**What you should do:** Select all lines holding the word "课时训练" from the entries that follow.

** start of Dataset rows **

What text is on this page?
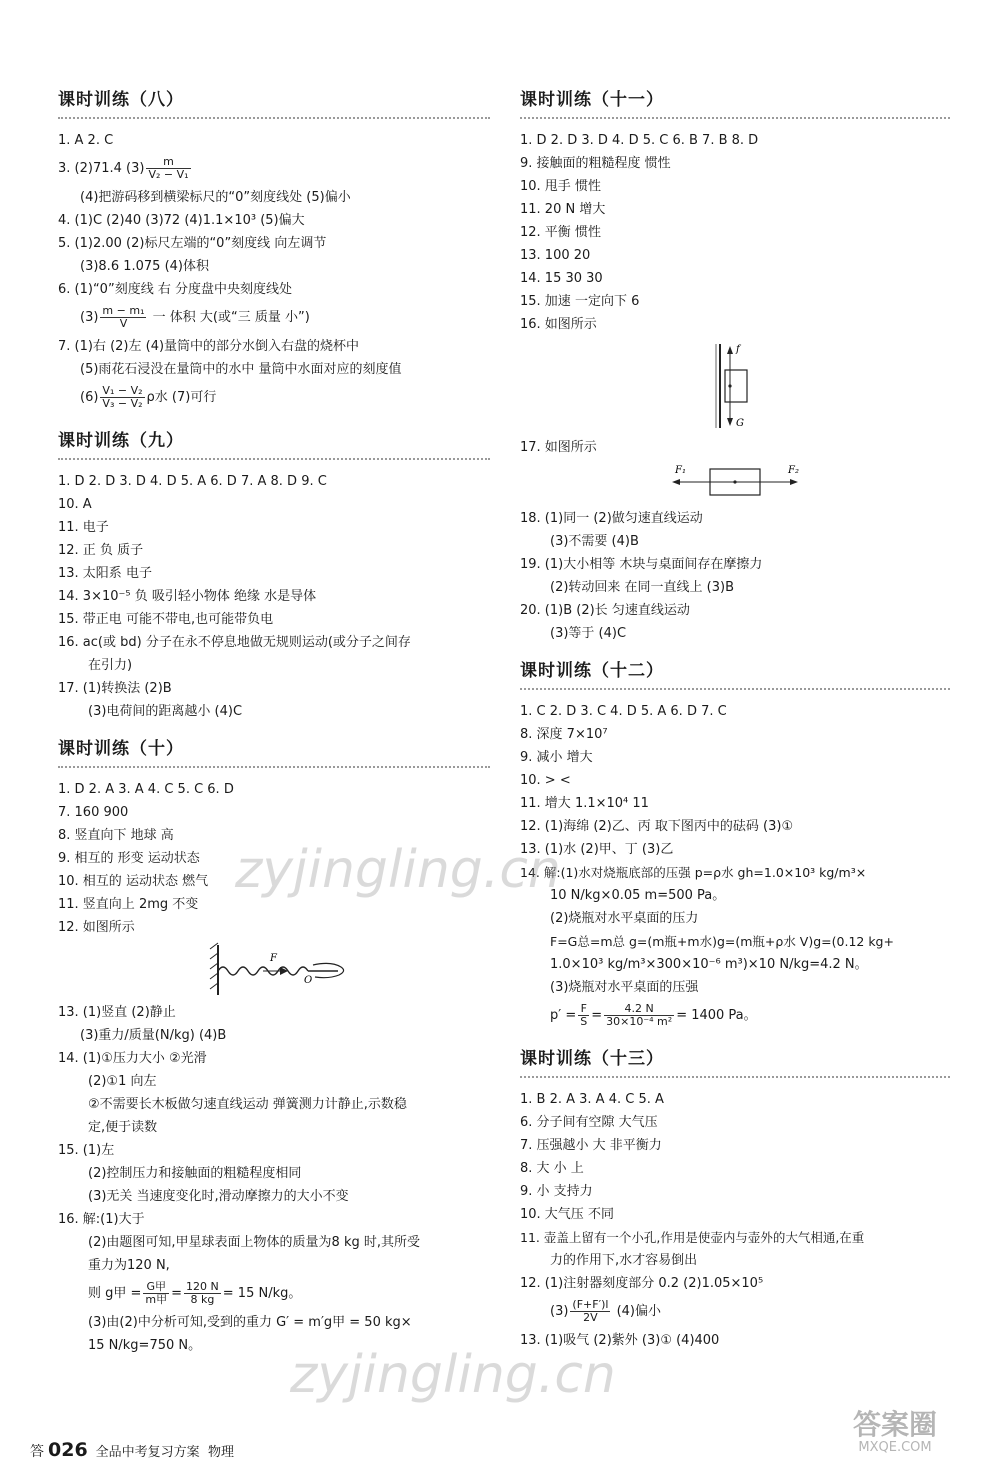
课时训练（八）
1. A 2. C
3. (2)71.4 $(3) \frac{m}{\text{V₂ − V₁}}$
(4)把游码移到横梁标尺的“0”刻度线处 (5)偏小
4. (1)C (2)40 (3)72 (4)1.1×10³ (5)偏大
5. (1)2.00 (2)标尺左端的“0”刻度线 向左调节
(3)8.6 1.075 (4)体积
6. (1)“0”刻度线 右 分度盘中央刻度线处
$(3) \frac{\text{m − m₁}}{V}$ 一 体积 大(或“三 质量 小”)
7. (1)右 (2)左 (4)量筒中的部分水倒入右盘的烧杯中
(5)雨花石浸没在量筒中的水中 量筒中水面对应的刻度值
$(6) \frac{\text{V₁ − V₂}}{\text{V₃ − V₂}}$ ρ水 (7)可行
课时训练（九）
1. D 2. D 3. D 4. D 5. A 6. D 7. A 8. D 9. C
10. A
11. 电子
12. 正 负 质子
13. 太阳系 电子
14. 3×10⁻⁵ 负 吸引轻小物体 绝缘 水是导体
15. 带正电 可能不带电,也可能带负电
16. ac(或 bd) 分子在永不停息地做无规则运动(或分子之间存
在引力)
17. (1)转换法 (2)B
(3)电荷间的距离越小 (4)C
课时训练（十）
1. D 2. A 3. A 4. C 5. C 6. D
7. 160 900
8. 竖直向下 地球 高
9. 相互的 形变 运动状态
10. 相互的 运动状态 燃气
11. 竖直向上 2mg 不变
12. 如图所示
F
O
13. (1)竖直 (2)静止
(3)重力/质量(N/kg) (4)B
14. (1)①压力大小 ②光滑
(2)①1 向左
②不需要长木板做匀速直线运动 弹簧测力计静止,示数稳
定,便于读数
15. (1)左
(2)控制压力和接触面的粗糙程度相同
(3)无关 当速度变化时,滑动摩擦力的大小不变
16. 解:(1)大于
(2)由题图可知,甲星球表面上物体的质量为8 kg 时,其所受
重力为120 N,
则 g甲 = $\frac{\text{G甲}}{\text{m甲}} = \frac{120 N}{8 kg} = 15$ N/kg。
(3)由(2)中分析可知,受到的重力 G′ = m′g甲 = 50 kg×
15 N/kg=750 N。
课时训练（十一）
1. D 2. D 3. D 4. D 5. C 6. B 7. B 8. D
9. 接触面的粗糙程度 惯性
10. 甩手 惯性
11. 20 N 增大
12. 平衡 惯性
13. 100 20
14. 15 30 30
15. 加速 一定向下 6
16. 如图所示
f
G
17. 如图所示
F₁	F₂
18. (1)同一 (2)做匀速直线运动
(3)不需要 (4)B
19. (1)大小相等 木块与桌面间存在摩擦力
(2)转动回来 在同一直线上 (3)B
20. (1)B (2)长 匀速直线运动
(3)等于 (4)C
课时训练（十二）
1. C 2. D 3. C 4. D 5. A 6. D 7. C
8. 深度 7×10⁷
9. 减小 增大
10. > <
11. 增大 1.1×10⁴ 11
12. (1)海绵 (2)乙、丙 取下图丙中的砝码 (3)①
13. (1)水 (2)甲、丁 (3)乙
14. 解:(1)水对烧瓶底部的压强 p=ρ水 gh=1.0×10³ kg/m³×
10 N/kg×0.05 m=500 Pa。
(2)烧瓶对水平桌面的压力
F=G总=m总 g=(m瓶+m水)g=(m瓶+ρ水 V)g=(0.12 kg+
1.0×10³ kg/m³×300×10⁻⁶ m³)×10 N/kg=4.2 N。
(3)烧瓶对水平桌面的压强
$p' = \frac{F}{S} = \frac{4.2 N}{\text{30×10⁻⁴ m²}} = 1400$ Pa。
课时训练（十三）
1. B 2. A 3. A 4. C 5. A
6. 分子间有空隙 大气压
7. 压强越小 大 非平衡力
8. 大 小 上
9. 小 支持力
10. 大气压 不同
11. 壶盖上留有一个小孔,作用是使壶内与壶外的大气相通,在重
力的作用下,水才容易倒出
12. (1)注射器刻度部分 0.2 (2)1.05×10⁵
$(3) \frac{(F+F')l}{2V} (4)$偏小
13. (1)吸气 (2)紫外 (3)① (4)400
zyjingling.cn
zyjingling.cn
答案圈
MXQE.COM
答 026 全品中考复习方案 物理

** end of Dataset rows **

**Task result:**
课时训练（八）
课时训练（九）
课时训练（十）
课时训练（十一）
课时训练（十二）
课时训练（十三）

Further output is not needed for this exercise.